#### Task prompt
Copy out every line that contains "down".

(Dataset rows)
= = = = =
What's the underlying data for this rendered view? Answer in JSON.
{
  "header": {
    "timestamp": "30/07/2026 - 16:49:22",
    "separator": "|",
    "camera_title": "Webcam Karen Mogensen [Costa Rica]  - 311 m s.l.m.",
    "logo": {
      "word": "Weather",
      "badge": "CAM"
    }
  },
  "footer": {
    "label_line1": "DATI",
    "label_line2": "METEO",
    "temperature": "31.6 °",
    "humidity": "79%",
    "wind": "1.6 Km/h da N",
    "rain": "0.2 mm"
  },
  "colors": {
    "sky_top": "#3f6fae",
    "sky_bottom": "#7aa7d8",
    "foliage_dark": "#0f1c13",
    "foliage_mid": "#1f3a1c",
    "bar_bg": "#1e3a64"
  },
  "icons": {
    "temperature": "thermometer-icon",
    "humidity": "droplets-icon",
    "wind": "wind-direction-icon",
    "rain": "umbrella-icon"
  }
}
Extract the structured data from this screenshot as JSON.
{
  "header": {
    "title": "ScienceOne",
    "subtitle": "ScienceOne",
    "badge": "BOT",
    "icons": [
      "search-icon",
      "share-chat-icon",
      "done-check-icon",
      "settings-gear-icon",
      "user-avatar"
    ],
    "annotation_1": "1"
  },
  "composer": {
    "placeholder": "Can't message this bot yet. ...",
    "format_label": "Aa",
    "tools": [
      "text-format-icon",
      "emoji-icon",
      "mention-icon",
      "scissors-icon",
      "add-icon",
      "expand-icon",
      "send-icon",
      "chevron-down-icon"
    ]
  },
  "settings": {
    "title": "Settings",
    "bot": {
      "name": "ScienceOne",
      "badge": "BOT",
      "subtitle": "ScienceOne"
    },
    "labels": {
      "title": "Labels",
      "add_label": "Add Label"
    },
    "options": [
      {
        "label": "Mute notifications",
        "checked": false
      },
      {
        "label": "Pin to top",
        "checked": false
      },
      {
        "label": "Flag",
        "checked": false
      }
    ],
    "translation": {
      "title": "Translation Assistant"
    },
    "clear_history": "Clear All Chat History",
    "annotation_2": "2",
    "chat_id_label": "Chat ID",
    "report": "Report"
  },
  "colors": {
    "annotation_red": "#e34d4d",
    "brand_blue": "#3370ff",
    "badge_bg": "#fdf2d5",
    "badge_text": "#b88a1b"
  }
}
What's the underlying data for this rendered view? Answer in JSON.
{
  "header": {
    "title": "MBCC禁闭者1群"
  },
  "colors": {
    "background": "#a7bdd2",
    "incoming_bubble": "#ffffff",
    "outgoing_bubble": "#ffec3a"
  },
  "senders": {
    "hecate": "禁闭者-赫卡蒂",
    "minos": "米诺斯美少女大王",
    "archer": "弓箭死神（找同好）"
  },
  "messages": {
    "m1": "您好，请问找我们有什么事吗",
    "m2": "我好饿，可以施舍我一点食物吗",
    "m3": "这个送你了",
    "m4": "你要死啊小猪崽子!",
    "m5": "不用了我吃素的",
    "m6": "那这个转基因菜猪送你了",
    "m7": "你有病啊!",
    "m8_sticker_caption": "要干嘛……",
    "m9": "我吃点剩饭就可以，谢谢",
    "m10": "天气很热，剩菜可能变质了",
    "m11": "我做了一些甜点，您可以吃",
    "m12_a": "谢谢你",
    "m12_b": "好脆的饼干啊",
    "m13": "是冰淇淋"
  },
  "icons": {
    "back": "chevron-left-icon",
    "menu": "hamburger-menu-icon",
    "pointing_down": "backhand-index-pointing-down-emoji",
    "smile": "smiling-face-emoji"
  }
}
= = = = =
#### Answer to the task
      "chevron-down-icon"
    "pointing_down": "backhand-index-pointing-down-emoji",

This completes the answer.